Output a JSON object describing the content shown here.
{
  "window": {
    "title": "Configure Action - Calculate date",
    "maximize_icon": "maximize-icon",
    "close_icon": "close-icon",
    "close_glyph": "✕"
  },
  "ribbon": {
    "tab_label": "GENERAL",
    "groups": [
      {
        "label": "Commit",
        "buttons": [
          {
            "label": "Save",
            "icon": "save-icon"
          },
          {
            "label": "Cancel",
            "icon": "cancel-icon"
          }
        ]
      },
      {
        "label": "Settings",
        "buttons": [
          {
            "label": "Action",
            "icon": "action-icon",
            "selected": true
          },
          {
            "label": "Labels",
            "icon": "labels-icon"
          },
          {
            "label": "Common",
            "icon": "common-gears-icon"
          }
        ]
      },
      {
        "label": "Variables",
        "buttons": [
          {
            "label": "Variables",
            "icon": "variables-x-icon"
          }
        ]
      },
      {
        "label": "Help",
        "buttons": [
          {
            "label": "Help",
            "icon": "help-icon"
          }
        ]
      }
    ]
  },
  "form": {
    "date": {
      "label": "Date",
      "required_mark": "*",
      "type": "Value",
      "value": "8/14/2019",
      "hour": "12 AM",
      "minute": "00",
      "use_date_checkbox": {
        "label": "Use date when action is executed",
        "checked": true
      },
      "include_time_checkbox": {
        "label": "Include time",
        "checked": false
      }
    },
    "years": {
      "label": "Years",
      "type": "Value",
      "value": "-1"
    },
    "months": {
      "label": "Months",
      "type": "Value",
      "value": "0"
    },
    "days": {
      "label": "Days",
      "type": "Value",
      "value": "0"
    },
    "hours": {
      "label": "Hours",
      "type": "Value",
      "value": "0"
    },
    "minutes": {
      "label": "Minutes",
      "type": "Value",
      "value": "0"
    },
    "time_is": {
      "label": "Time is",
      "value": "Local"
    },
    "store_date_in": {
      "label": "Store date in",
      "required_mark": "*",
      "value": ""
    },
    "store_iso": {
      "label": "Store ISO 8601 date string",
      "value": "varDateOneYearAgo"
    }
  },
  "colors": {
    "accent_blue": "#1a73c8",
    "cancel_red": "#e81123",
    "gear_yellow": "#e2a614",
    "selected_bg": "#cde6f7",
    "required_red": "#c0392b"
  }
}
::::
Type the whole listing again, unaltered.

RESULT
Output a JSON object describing the content shown here.
{
  "window": {
    "title": "Configure Action - Calculate date",
    "maximize_icon": "maximize-icon",
    "close_icon": "close-icon",
    "close_glyph": "✕"
  },
  "ribbon": {
    "tab_label": "GENERAL",
    "groups": [
      {
        "label": "Commit",
        "buttons": [
          {
            "label": "Save",
            "icon": "save-icon"
          },
          {
            "label": "Cancel",
            "icon": "cancel-icon"
          }
        ]
      },
      {
        "label": "Settings",
        "buttons": [
          {
            "label": "Action",
            "icon": "action-icon",
            "selected": true
          },
          {
            "label": "Labels",
            "icon": "labels-icon"
          },
          {
            "label": "Common",
            "icon": "common-gears-icon"
          }
        ]
      },
      {
        "label": "Variables",
        "buttons": [
          {
            "label": "Variables",
            "icon": "variables-x-icon"
          }
        ]
      },
      {
        "label": "Help",
        "buttons": [
          {
            "label": "Help",
            "icon": "help-icon"
          }
        ]
      }
    ]
  },
  "form": {
    "date": {
      "label": "Date",
      "required_mark": "*",
      "type": "Value",
      "value": "8/14/2019",
      "hour": "12 AM",
      "minute": "00",
      "use_date_checkbox": {
        "label": "Use date when action is executed",
        "checked": true
      },
      "include_time_checkbox": {
        "label": "Include time",
        "checked": false
      }
    },
    "years": {
      "label": "Years",
      "type": "Value",
      "value": "-1"
    },
    "months": {
      "label": "Months",
      "type": "Value",
      "value": "0"
    },
    "days": {
      "label": "Days",
      "type": "Value",
      "value": "0"
    },
    "hours": {
      "label": "Hours",
      "type": "Value",
      "value": "0"
    },
    "minutes": {
      "label": "Minutes",
      "type": "Value",
      "value": "0"
    },
    "time_is": {
      "label": "Time is",
      "value": "Local"
    },
    "store_date_in": {
      "label": "Store date in",
      "required_mark": "*",
      "value": ""
    },
    "store_iso": {
      "label": "Store ISO 8601 date string",
      "value": "varDateOneYearAgo"
    }
  },
  "colors": {
    "accent_blue": "#1a73c8",
    "cancel_red": "#e81123",
    "gear_yellow": "#e2a614",
    "selected_bg": "#cde6f7",
    "required_red": "#c0392b"
  }
}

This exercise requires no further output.